[MATERIAL TO PROCESS start]
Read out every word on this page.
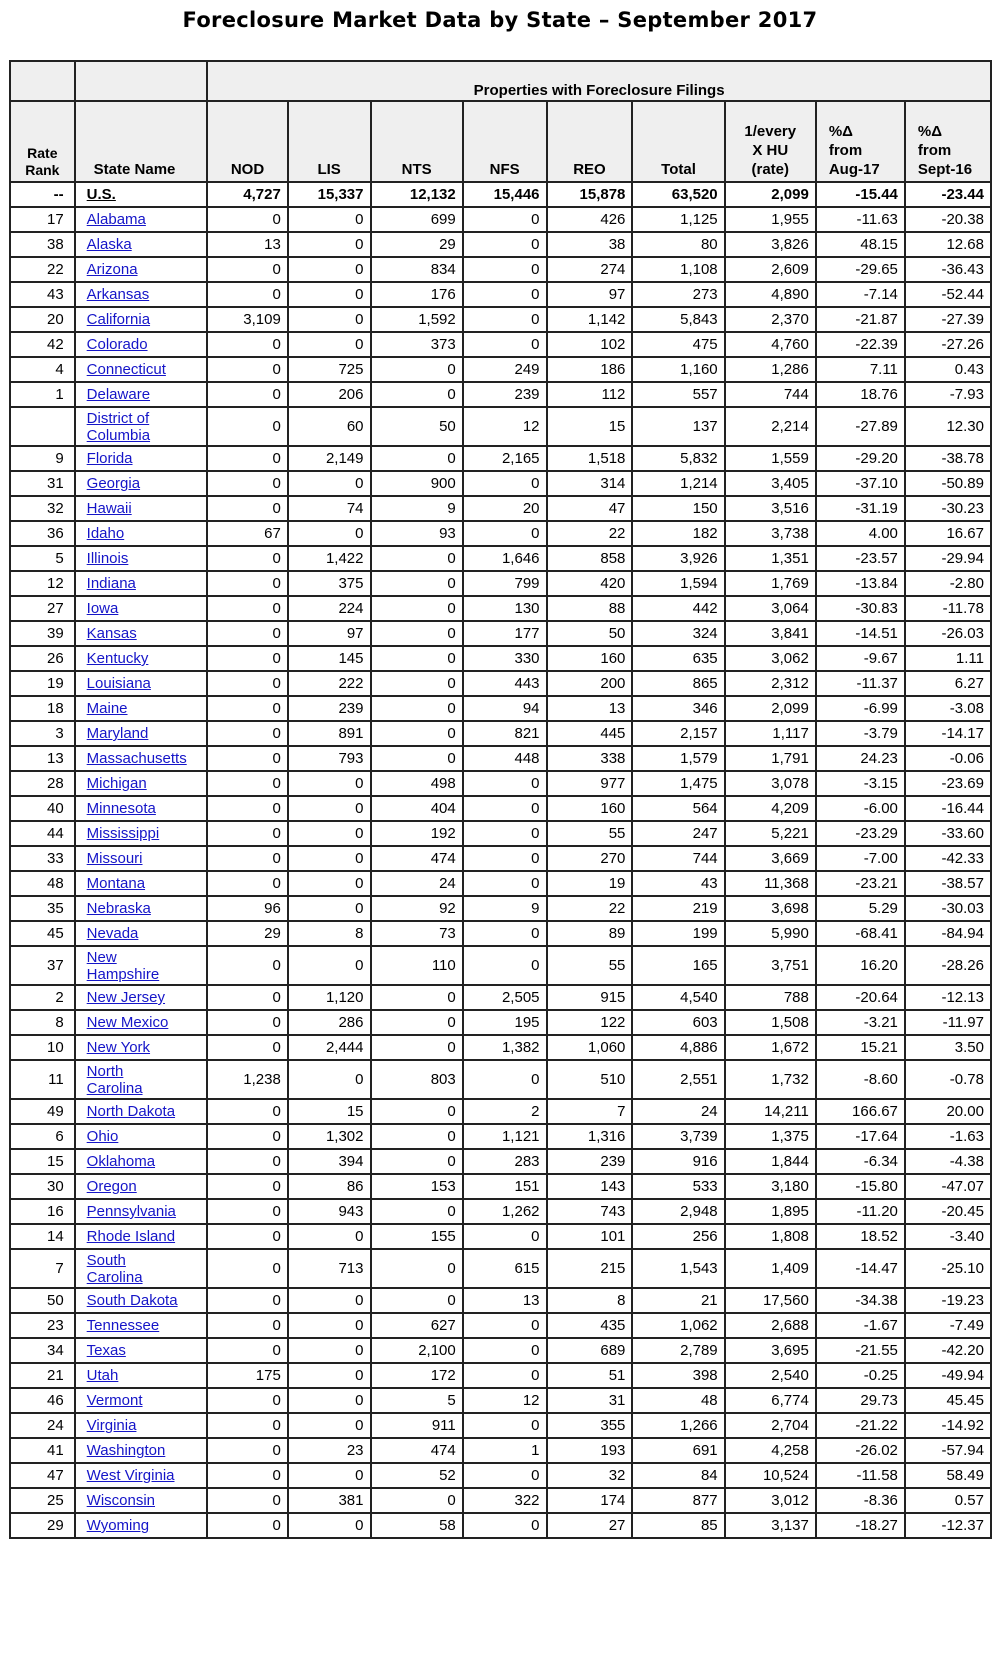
Foreclosure Market Data by State – September 2017
		Properties with Foreclosure Filings								
Rate
Rank	State Name	NOD	LIS	NTS	NFS	REO	Total	1/every
X HU
(rate)	%Δ
from
Aug-17	%Δ
from
Sept-16
--	U.S.	4,727	15,337	12,132	15,446	15,878	63,520	2,099	-15.44	-23.44
17	Alabama	0	0	699	0	426	1,125	1,955	-11.63	-20.38
38	Alaska	13	0	29	0	38	80	3,826	48.15	12.68
22	Arizona	0	0	834	0	274	1,108	2,609	-29.65	-36.43
43	Arkansas	0	0	176	0	97	273	4,890	-7.14	-52.44
20	California	3,109	0	1,592	0	1,142	5,843	2,370	-21.87	-27.39
42	Colorado	0	0	373	0	102	475	4,760	-22.39	-27.26
4	Connecticut	0	725	0	249	186	1,160	1,286	7.11	0.43
1	Delaware	0	206	0	239	112	557	744	18.76	-7.93
	District of
Columbia	0	60	50	12	15	137	2,214	-27.89	12.30
9	Florida	0	2,149	0	2,165	1,518	5,832	1,559	-29.20	-38.78
31	Georgia	0	0	900	0	314	1,214	3,405	-37.10	-50.89
32	Hawaii	0	74	9	20	47	150	3,516	-31.19	-30.23
36	Idaho	67	0	93	0	22	182	3,738	4.00	16.67
5	Illinois	0	1,422	0	1,646	858	3,926	1,351	-23.57	-29.94
12	Indiana	0	375	0	799	420	1,594	1,769	-13.84	-2.80
27	Iowa	0	224	0	130	88	442	3,064	-30.83	-11.78
39	Kansas	0	97	0	177	50	324	3,841	-14.51	-26.03
26	Kentucky	0	145	0	330	160	635	3,062	-9.67	1.11
19	Louisiana	0	222	0	443	200	865	2,312	-11.37	6.27
18	Maine	0	239	0	94	13	346	2,099	-6.99	-3.08
3	Maryland	0	891	0	821	445	2,157	1,117	-3.79	-14.17
13	Massachusetts	0	793	0	448	338	1,579	1,791	24.23	-0.06
28	Michigan	0	0	498	0	977	1,475	3,078	-3.15	-23.69
40	Minnesota	0	0	404	0	160	564	4,209	-6.00	-16.44
44	Mississippi	0	0	192	0	55	247	5,221	-23.29	-33.60
33	Missouri	0	0	474	0	270	744	3,669	-7.00	-42.33
48	Montana	0	0	24	0	19	43	11,368	-23.21	-38.57
35	Nebraska	96	0	92	9	22	219	3,698	5.29	-30.03
45	Nevada	29	8	73	0	89	199	5,990	-68.41	-84.94
37	New
Hampshire	0	0	110	0	55	165	3,751	16.20	-28.26
2	New Jersey	0	1,120	0	2,505	915	4,540	788	-20.64	-12.13
8	New Mexico	0	286	0	195	122	603	1,508	-3.21	-11.97
10	New York	0	2,444	0	1,382	1,060	4,886	1,672	15.21	3.50
11	North
Carolina	1,238	0	803	0	510	2,551	1,732	-8.60	-0.78
49	North Dakota	0	15	0	2	7	24	14,211	166.67	20.00
6	Ohio	0	1,302	0	1,121	1,316	3,739	1,375	-17.64	-1.63
15	Oklahoma	0	394	0	283	239	916	1,844	-6.34	-4.38
30	Oregon	0	86	153	151	143	533	3,180	-15.80	-47.07
16	Pennsylvania	0	943	0	1,262	743	2,948	1,895	-11.20	-20.45
14	Rhode Island	0	0	155	0	101	256	1,808	18.52	-3.40
7	South
Carolina	0	713	0	615	215	1,543	1,409	-14.47	-25.10
50	South Dakota	0	0	0	13	8	21	17,560	-34.38	-19.23
23	Tennessee	0	0	627	0	435	1,062	2,688	-1.67	-7.49
34	Texas	0	0	2,100	0	689	2,789	3,695	-21.55	-42.20
21	Utah	175	0	172	0	51	398	2,540	-0.25	-49.94
46	Vermont	0	0	5	12	31	48	6,774	29.73	45.45
24	Virginia	0	0	911	0	355	1,266	2,704	-21.22	-14.92
41	Washington	0	23	474	1	193	691	4,258	-26.02	-57.94
47	West Virginia	0	0	52	0	32	84	10,524	-11.58	58.49
25	Wisconsin	0	381	0	322	174	877	3,012	-8.36	0.57
29	Wyoming	0	0	58	0	27	85	3,137	-18.27	-12.37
[MATERIAL TO PROCESS end]
AIM –
Identify and list each line with the word "Carolina".

EXPECTED ANSWER –
Carolina	1,238	0	803	0	510	2,551	1,732	-8.60	-0.78
Carolina	0	713	0	615	215	1,543	1,409	-14.47	-25.10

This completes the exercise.